AIM: Note each line of the listing that contains the string "bruit", and copy it.

MATERIALS PROVIDED:
** BEGIN **

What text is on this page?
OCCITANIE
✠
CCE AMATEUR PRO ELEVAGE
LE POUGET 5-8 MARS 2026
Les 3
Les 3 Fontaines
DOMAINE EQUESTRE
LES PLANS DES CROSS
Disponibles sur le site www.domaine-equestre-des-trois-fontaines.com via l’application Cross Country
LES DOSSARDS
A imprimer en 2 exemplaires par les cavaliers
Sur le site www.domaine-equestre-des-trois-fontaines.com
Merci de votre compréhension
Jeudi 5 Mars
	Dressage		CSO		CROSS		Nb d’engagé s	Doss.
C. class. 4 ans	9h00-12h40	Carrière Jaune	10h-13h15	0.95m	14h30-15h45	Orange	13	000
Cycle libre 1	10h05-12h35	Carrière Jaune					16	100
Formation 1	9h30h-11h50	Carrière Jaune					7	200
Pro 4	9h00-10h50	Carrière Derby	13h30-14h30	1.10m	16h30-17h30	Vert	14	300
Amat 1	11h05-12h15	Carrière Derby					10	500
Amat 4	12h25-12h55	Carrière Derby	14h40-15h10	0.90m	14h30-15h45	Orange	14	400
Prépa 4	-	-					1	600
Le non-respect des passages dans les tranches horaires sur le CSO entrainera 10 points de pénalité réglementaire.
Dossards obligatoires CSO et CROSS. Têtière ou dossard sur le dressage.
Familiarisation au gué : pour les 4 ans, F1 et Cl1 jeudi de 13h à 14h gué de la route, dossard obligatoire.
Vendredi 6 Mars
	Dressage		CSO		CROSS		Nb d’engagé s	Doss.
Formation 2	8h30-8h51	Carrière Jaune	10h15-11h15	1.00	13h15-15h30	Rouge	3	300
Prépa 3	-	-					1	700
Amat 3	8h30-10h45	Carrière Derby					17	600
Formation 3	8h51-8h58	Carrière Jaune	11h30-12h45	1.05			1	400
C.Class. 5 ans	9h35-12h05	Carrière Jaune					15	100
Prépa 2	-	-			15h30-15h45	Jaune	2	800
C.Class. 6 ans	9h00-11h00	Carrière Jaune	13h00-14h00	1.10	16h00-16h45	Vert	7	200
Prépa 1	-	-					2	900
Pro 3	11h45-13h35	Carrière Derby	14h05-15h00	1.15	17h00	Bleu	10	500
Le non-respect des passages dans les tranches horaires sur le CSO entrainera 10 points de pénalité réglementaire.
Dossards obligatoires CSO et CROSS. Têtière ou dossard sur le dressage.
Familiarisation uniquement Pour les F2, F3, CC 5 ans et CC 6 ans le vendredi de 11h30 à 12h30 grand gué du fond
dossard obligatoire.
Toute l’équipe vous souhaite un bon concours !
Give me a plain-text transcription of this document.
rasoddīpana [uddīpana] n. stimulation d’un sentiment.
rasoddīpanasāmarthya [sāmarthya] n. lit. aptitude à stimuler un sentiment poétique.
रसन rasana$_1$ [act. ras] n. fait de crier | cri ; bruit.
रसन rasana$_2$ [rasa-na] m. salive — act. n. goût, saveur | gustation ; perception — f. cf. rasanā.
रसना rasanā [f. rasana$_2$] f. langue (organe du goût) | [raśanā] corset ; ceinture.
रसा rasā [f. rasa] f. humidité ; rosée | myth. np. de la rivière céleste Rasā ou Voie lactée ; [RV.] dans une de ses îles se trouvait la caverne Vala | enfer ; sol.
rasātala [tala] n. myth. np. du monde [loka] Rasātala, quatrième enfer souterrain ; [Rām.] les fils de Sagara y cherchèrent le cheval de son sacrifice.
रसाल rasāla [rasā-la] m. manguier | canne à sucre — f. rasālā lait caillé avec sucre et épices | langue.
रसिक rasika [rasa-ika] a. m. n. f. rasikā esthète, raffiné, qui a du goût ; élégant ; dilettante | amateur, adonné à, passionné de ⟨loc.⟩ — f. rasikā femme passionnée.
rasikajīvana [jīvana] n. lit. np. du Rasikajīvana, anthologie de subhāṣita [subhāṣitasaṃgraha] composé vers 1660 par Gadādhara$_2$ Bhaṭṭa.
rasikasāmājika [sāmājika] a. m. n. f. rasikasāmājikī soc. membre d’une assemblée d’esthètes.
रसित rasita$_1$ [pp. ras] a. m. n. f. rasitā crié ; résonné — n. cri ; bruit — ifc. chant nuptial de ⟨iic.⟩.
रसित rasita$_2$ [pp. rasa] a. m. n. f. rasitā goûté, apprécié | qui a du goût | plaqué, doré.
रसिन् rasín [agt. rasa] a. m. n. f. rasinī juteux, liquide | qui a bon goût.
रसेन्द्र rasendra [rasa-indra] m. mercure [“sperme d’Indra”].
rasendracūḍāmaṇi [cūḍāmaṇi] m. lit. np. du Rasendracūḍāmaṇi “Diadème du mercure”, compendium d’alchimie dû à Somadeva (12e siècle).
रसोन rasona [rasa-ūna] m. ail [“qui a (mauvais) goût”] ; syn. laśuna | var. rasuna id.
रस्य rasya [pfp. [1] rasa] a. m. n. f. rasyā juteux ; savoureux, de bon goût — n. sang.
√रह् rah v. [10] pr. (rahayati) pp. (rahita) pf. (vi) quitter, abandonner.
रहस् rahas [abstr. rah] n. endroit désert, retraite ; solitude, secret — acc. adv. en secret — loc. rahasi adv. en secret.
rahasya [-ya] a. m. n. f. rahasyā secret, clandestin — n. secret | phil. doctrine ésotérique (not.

** END **

RESPONSE FOR THIS EXERCISE:
रसन rasana$_1$ [act. ras] n. fait de crier | cri ; bruit.
रसित rasita$_1$ [pp. ras] a. m. n. f. rasitā crié ; résonné — n. cri ; bruit — ifc. chant nuptial de ⟨iic.⟩.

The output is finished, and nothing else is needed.